## Exercise details
Skip the pictures. Transcribe the rest of the data below without changing a word.
>> BEGIN
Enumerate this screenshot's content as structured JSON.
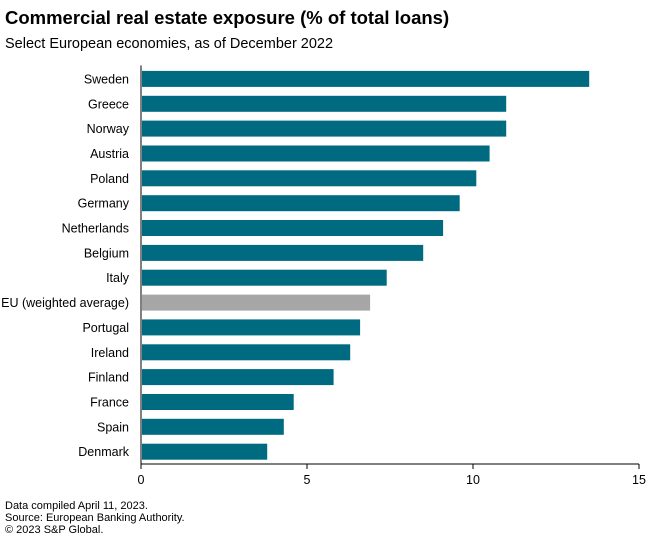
{
  "chart_data": {
    "type": "bar",
    "orientation": "horizontal",
    "title": "Commercial real estate exposure (% of total loans)",
    "subtitle": "Select European economies, as of December 2022",
    "categories": [
      "Sweden",
      "Greece",
      "Norway",
      "Austria",
      "Poland",
      "Germany",
      "Netherlands",
      "Belgium",
      "Italy",
      "EU (weighted average)",
      "Portugal",
      "Ireland",
      "Finland",
      "France",
      "Spain",
      "Denmark"
    ],
    "values": [
      13.5,
      11.0,
      11.0,
      10.5,
      10.1,
      9.6,
      9.1,
      8.5,
      7.4,
      6.9,
      6.6,
      6.3,
      5.8,
      4.6,
      4.3,
      3.8
    ],
    "highlight": "EU (weighted average)",
    "colors": {
      "bar": "#006a80",
      "highlight": "#a6a6a6",
      "axis": "#000000"
    },
    "xlim": [
      0,
      15
    ],
    "xticks": [
      0,
      5,
      10,
      15
    ],
    "xlabel": "",
    "ylabel": "",
    "grid": false
  },
  "footer": {
    "line1": "Data compiled April 11, 2023.",
    "line2": "Source: European Banking Authority.",
    "line3": "© 2023 S&P Global."
  }
}
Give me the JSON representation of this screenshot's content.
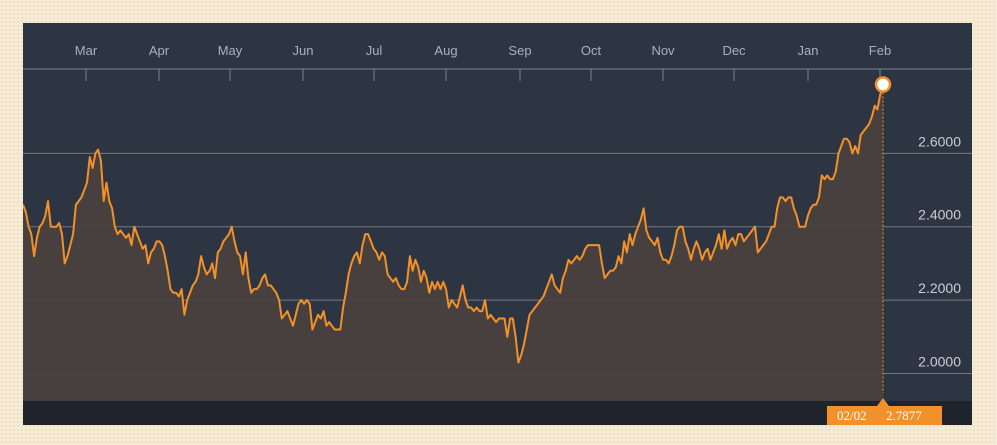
{
  "chart_data": {
    "type": "area",
    "title": "",
    "xlabel": "",
    "ylabel": "",
    "x_ticks": [
      "Mar",
      "Apr",
      "May",
      "Jun",
      "Jul",
      "Aug",
      "Sep",
      "Oct",
      "Nov",
      "Dec",
      "Jan",
      "Feb"
    ],
    "y_ticks": [
      "2.0000",
      "2.2000",
      "2.4000",
      "2.6000"
    ],
    "ylim": [
      1.925,
      2.83
    ],
    "grid": true,
    "colors": {
      "line": "#f2912a",
      "area": "#4a413e",
      "background": "#2d3542",
      "marker_box": "#f2912a"
    },
    "series": [
      {
        "values": [
          2.46,
          2.44,
          2.4,
          2.38,
          2.32,
          2.37,
          2.4,
          2.41,
          2.43,
          2.47,
          2.4,
          2.4,
          2.4,
          2.41,
          2.38,
          2.3,
          2.32,
          2.35,
          2.38,
          2.46,
          2.47,
          2.48,
          2.5,
          2.52,
          2.59,
          2.56,
          2.6,
          2.61,
          2.58,
          2.47,
          2.52,
          2.47,
          2.45,
          2.4,
          2.38,
          2.39,
          2.38,
          2.37,
          2.38,
          2.35,
          2.4,
          2.38,
          2.36,
          2.34,
          2.35,
          2.3,
          2.33,
          2.34,
          2.36,
          2.36,
          2.35,
          2.32,
          2.28,
          2.23,
          2.22,
          2.22,
          2.21,
          2.23,
          2.16,
          2.2,
          2.22,
          2.24,
          2.25,
          2.27,
          2.32,
          2.29,
          2.27,
          2.28,
          2.3,
          2.26,
          2.33,
          2.34,
          2.36,
          2.37,
          2.38,
          2.4,
          2.36,
          2.33,
          2.32,
          2.27,
          2.33,
          2.26,
          2.22,
          2.23,
          2.23,
          2.24,
          2.26,
          2.27,
          2.24,
          2.24,
          2.23,
          2.22,
          2.2,
          2.15,
          2.16,
          2.17,
          2.15,
          2.13,
          2.16,
          2.19,
          2.2,
          2.19,
          2.2,
          2.19,
          2.12,
          2.14,
          2.16,
          2.15,
          2.17,
          2.13,
          2.14,
          2.13,
          2.12,
          2.12,
          2.12,
          2.18,
          2.22,
          2.27,
          2.3,
          2.32,
          2.33,
          2.3,
          2.35,
          2.38,
          2.38,
          2.36,
          2.34,
          2.33,
          2.31,
          2.33,
          2.32,
          2.27,
          2.26,
          2.25,
          2.26,
          2.24,
          2.23,
          2.23,
          2.25,
          2.32,
          2.28,
          2.31,
          2.29,
          2.25,
          2.28,
          2.26,
          2.22,
          2.25,
          2.23,
          2.25,
          2.23,
          2.25,
          2.23,
          2.18,
          2.2,
          2.19,
          2.18,
          2.21,
          2.24,
          2.2,
          2.18,
          2.18,
          2.17,
          2.18,
          2.17,
          2.17,
          2.2,
          2.15,
          2.16,
          2.15,
          2.14,
          2.15,
          2.15,
          2.15,
          2.1,
          2.15,
          2.15,
          2.1,
          2.03,
          2.05,
          2.08,
          2.12,
          2.16,
          2.17,
          2.18,
          2.19,
          2.2,
          2.21,
          2.23,
          2.25,
          2.27,
          2.24,
          2.23,
          2.22,
          2.26,
          2.28,
          2.31,
          2.3,
          2.31,
          2.32,
          2.31,
          2.32,
          2.34,
          2.35,
          2.35,
          2.35,
          2.35,
          2.35,
          2.3,
          2.26,
          2.27,
          2.28,
          2.28,
          2.29,
          2.32,
          2.3,
          2.36,
          2.33,
          2.38,
          2.35,
          2.38,
          2.4,
          2.42,
          2.45,
          2.39,
          2.37,
          2.36,
          2.35,
          2.37,
          2.33,
          2.31,
          2.31,
          2.3,
          2.32,
          2.35,
          2.39,
          2.4,
          2.4,
          2.36,
          2.34,
          2.31,
          2.34,
          2.36,
          2.34,
          2.31,
          2.33,
          2.34,
          2.31,
          2.33,
          2.35,
          2.38,
          2.34,
          2.39,
          2.34,
          2.36,
          2.37,
          2.35,
          2.38,
          2.38,
          2.36,
          2.37,
          2.38,
          2.39,
          2.4,
          2.33,
          2.34,
          2.35,
          2.36,
          2.38,
          2.4,
          2.4,
          2.45,
          2.48,
          2.48,
          2.47,
          2.48,
          2.48,
          2.45,
          2.43,
          2.4,
          2.4,
          2.4,
          2.43,
          2.45,
          2.46,
          2.46,
          2.48,
          2.54,
          2.53,
          2.54,
          2.53,
          2.53,
          2.55,
          2.6,
          2.62,
          2.64,
          2.64,
          2.63,
          2.6,
          2.62,
          2.6,
          2.65,
          2.66,
          2.67,
          2.68,
          2.7,
          2.73,
          2.72,
          2.76,
          2.7877
        ]
      }
    ],
    "marker": {
      "date": "02/02",
      "value": "2.7877"
    }
  }
}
>> END
## Response
Enumerate this screenshot's content as structured JSON.
{
  "chart_data": {
    "type": "bar",
    "orientation": "horizontal",
    "title": "Commercial real estate exposure (% of total loans)",
    "subtitle": "Select European economies, as of December 2022",
    "categories": [
      "Sweden",
      "Greece",
      "Norway",
      "Austria",
      "Poland",
      "Germany",
      "Netherlands",
      "Belgium",
      "Italy",
      "EU (weighted average)",
      "Portugal",
      "Ireland",
      "Finland",
      "France",
      "Spain",
      "Denmark"
    ],
    "values": [
      13.5,
      11.0,
      11.0,
      10.5,
      10.1,
      9.6,
      9.1,
      8.5,
      7.4,
      6.9,
      6.6,
      6.3,
      5.8,
      4.6,
      4.3,
      3.8
    ],
    "highlight": "EU (weighted average)",
    "colors": {
      "bar": "#006a80",
      "highlight": "#a6a6a6",
      "axis": "#000000"
    },
    "xlim": [
      0,
      15
    ],
    "xticks": [
      0,
      5,
      10,
      15
    ],
    "xlabel": "",
    "ylabel": "",
    "grid": false
  },
  "footer": {
    "line1": "Data compiled April 11, 2023.",
    "line2": "Source: European Banking Authority.",
    "line3": "© 2023 S&P Global."
  }
}
Give me the JSON representation of this screenshot's content.
{
  "chart_data": {
    "type": "area",
    "title": "",
    "xlabel": "",
    "ylabel": "",
    "x_ticks": [
      "Mar",
      "Apr",
      "May",
      "Jun",
      "Jul",
      "Aug",
      "Sep",
      "Oct",
      "Nov",
      "Dec",
      "Jan",
      "Feb"
    ],
    "y_ticks": [
      "2.0000",
      "2.2000",
      "2.4000",
      "2.6000"
    ],
    "ylim": [
      1.925,
      2.83
    ],
    "grid": true,
    "colors": {
      "line": "#f2912a",
      "area": "#4a413e",
      "background": "#2d3542",
      "marker_box": "#f2912a"
    },
    "series": [
      {
        "values": [
          2.46,
          2.44,
          2.4,
          2.38,
          2.32,
          2.37,
          2.4,
          2.41,
          2.43,
          2.47,
          2.4,
          2.4,
          2.4,
          2.41,
          2.38,
          2.3,
          2.32,
          2.35,
          2.38,
          2.46,
          2.47,
          2.48,
          2.5,
          2.52,
          2.59,
          2.56,
          2.6,
          2.61,
          2.58,
          2.47,
          2.52,
          2.47,
          2.45,
          2.4,
          2.38,
          2.39,
          2.38,
          2.37,
          2.38,
          2.35,
          2.4,
          2.38,
          2.36,
          2.34,
          2.35,
          2.3,
          2.33,
          2.34,
          2.36,
          2.36,
          2.35,
          2.32,
          2.28,
          2.23,
          2.22,
          2.22,
          2.21,
          2.23,
          2.16,
          2.2,
          2.22,
          2.24,
          2.25,
          2.27,
          2.32,
          2.29,
          2.27,
          2.28,
          2.3,
          2.26,
          2.33,
          2.34,
          2.36,
          2.37,
          2.38,
          2.4,
          2.36,
          2.33,
          2.32,
          2.27,
          2.33,
          2.26,
          2.22,
          2.23,
          2.23,
          2.24,
          2.26,
          2.27,
          2.24,
          2.24,
          2.23,
          2.22,
          2.2,
          2.15,
          2.16,
          2.17,
          2.15,
          2.13,
          2.16,
          2.19,
          2.2,
          2.19,
          2.2,
          2.19,
          2.12,
          2.14,
          2.16,
          2.15,
          2.17,
          2.13,
          2.14,
          2.13,
          2.12,
          2.12,
          2.12,
          2.18,
          2.22,
          2.27,
          2.3,
          2.32,
          2.33,
          2.3,
          2.35,
          2.38,
          2.38,
          2.36,
          2.34,
          2.33,
          2.31,
          2.33,
          2.32,
          2.27,
          2.26,
          2.25,
          2.26,
          2.24,
          2.23,
          2.23,
          2.25,
          2.32,
          2.28,
          2.31,
          2.29,
          2.25,
          2.28,
          2.26,
          2.22,
          2.25,
          2.23,
          2.25,
          2.23,
          2.25,
          2.23,
          2.18,
          2.2,
          2.19,
          2.18,
          2.21,
          2.24,
          2.2,
          2.18,
          2.18,
          2.17,
          2.18,
          2.17,
          2.17,
          2.2,
          2.15,
          2.16,
          2.15,
          2.14,
          2.15,
          2.15,
          2.15,
          2.1,
          2.15,
          2.15,
          2.1,
          2.03,
          2.05,
          2.08,
          2.12,
          2.16,
          2.17,
          2.18,
          2.19,
          2.2,
          2.21,
          2.23,
          2.25,
          2.27,
          2.24,
          2.23,
          2.22,
          2.26,
          2.28,
          2.31,
          2.3,
          2.31,
          2.32,
          2.31,
          2.32,
          2.34,
          2.35,
          2.35,
          2.35,
          2.35,
          2.35,
          2.3,
          2.26,
          2.27,
          2.28,
          2.28,
          2.29,
          2.32,
          2.3,
          2.36,
          2.33,
          2.38,
          2.35,
          2.38,
          2.4,
          2.42,
          2.45,
          2.39,
          2.37,
          2.36,
          2.35,
          2.37,
          2.33,
          2.31,
          2.31,
          2.3,
          2.32,
          2.35,
          2.39,
          2.4,
          2.4,
          2.36,
          2.34,
          2.31,
          2.34,
          2.36,
          2.34,
          2.31,
          2.33,
          2.34,
          2.31,
          2.33,
          2.35,
          2.38,
          2.34,
          2.39,
          2.34,
          2.36,
          2.37,
          2.35,
          2.38,
          2.38,
          2.36,
          2.37,
          2.38,
          2.39,
          2.4,
          2.33,
          2.34,
          2.35,
          2.36,
          2.38,
          2.4,
          2.4,
          2.45,
          2.48,
          2.48,
          2.47,
          2.48,
          2.48,
          2.45,
          2.43,
          2.4,
          2.4,
          2.4,
          2.43,
          2.45,
          2.46,
          2.46,
          2.48,
          2.54,
          2.53,
          2.54,
          2.53,
          2.53,
          2.55,
          2.6,
          2.62,
          2.64,
          2.64,
          2.63,
          2.6,
          2.62,
          2.6,
          2.65,
          2.66,
          2.67,
          2.68,
          2.7,
          2.73,
          2.72,
          2.76,
          2.7877
        ]
      }
    ],
    "marker": {
      "date": "02/02",
      "value": "2.7877"
    }
  }
}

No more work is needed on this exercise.